---------- DATA SHOWN ----------
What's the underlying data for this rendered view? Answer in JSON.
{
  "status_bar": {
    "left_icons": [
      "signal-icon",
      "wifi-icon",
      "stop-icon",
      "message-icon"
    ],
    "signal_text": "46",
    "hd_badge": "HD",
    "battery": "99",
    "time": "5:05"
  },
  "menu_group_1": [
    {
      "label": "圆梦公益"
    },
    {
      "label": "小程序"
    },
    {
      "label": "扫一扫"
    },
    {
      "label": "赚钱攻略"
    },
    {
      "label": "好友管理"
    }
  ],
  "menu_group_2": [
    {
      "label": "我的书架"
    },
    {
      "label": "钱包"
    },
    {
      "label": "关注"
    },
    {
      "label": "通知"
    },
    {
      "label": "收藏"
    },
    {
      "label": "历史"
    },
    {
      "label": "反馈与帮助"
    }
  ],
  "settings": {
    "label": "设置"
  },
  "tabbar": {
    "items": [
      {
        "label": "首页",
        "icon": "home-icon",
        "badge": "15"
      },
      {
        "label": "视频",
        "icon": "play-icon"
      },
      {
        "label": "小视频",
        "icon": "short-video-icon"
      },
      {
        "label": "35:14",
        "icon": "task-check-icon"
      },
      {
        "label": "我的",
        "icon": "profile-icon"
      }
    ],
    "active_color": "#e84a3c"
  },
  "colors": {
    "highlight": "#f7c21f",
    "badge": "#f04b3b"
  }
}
----------
REQUIRED WORK
Repeat the entries shown above, every one, word for word.

TASK SOLUTION
What's the underlying data for this rendered view? Answer in JSON.
{
  "status_bar": {
    "left_icons": [
      "signal-icon",
      "wifi-icon",
      "stop-icon",
      "message-icon"
    ],
    "signal_text": "46",
    "hd_badge": "HD",
    "battery": "99",
    "time": "5:05"
  },
  "menu_group_1": [
    {
      "label": "圆梦公益"
    },
    {
      "label": "小程序"
    },
    {
      "label": "扫一扫"
    },
    {
      "label": "赚钱攻略"
    },
    {
      "label": "好友管理"
    }
  ],
  "menu_group_2": [
    {
      "label": "我的书架"
    },
    {
      "label": "钱包"
    },
    {
      "label": "关注"
    },
    {
      "label": "通知"
    },
    {
      "label": "收藏"
    },
    {
      "label": "历史"
    },
    {
      "label": "反馈与帮助"
    }
  ],
  "settings": {
    "label": "设置"
  },
  "tabbar": {
    "items": [
      {
        "label": "首页",
        "icon": "home-icon",
        "badge": "15"
      },
      {
        "label": "视频",
        "icon": "play-icon"
      },
      {
        "label": "小视频",
        "icon": "short-video-icon"
      },
      {
        "label": "35:14",
        "icon": "task-check-icon"
      },
      {
        "label": "我的",
        "icon": "profile-icon"
      }
    ],
    "active_color": "#e84a3c"
  },
  "colors": {
    "highlight": "#f7c21f",
    "badge": "#f04b3b"
  }
}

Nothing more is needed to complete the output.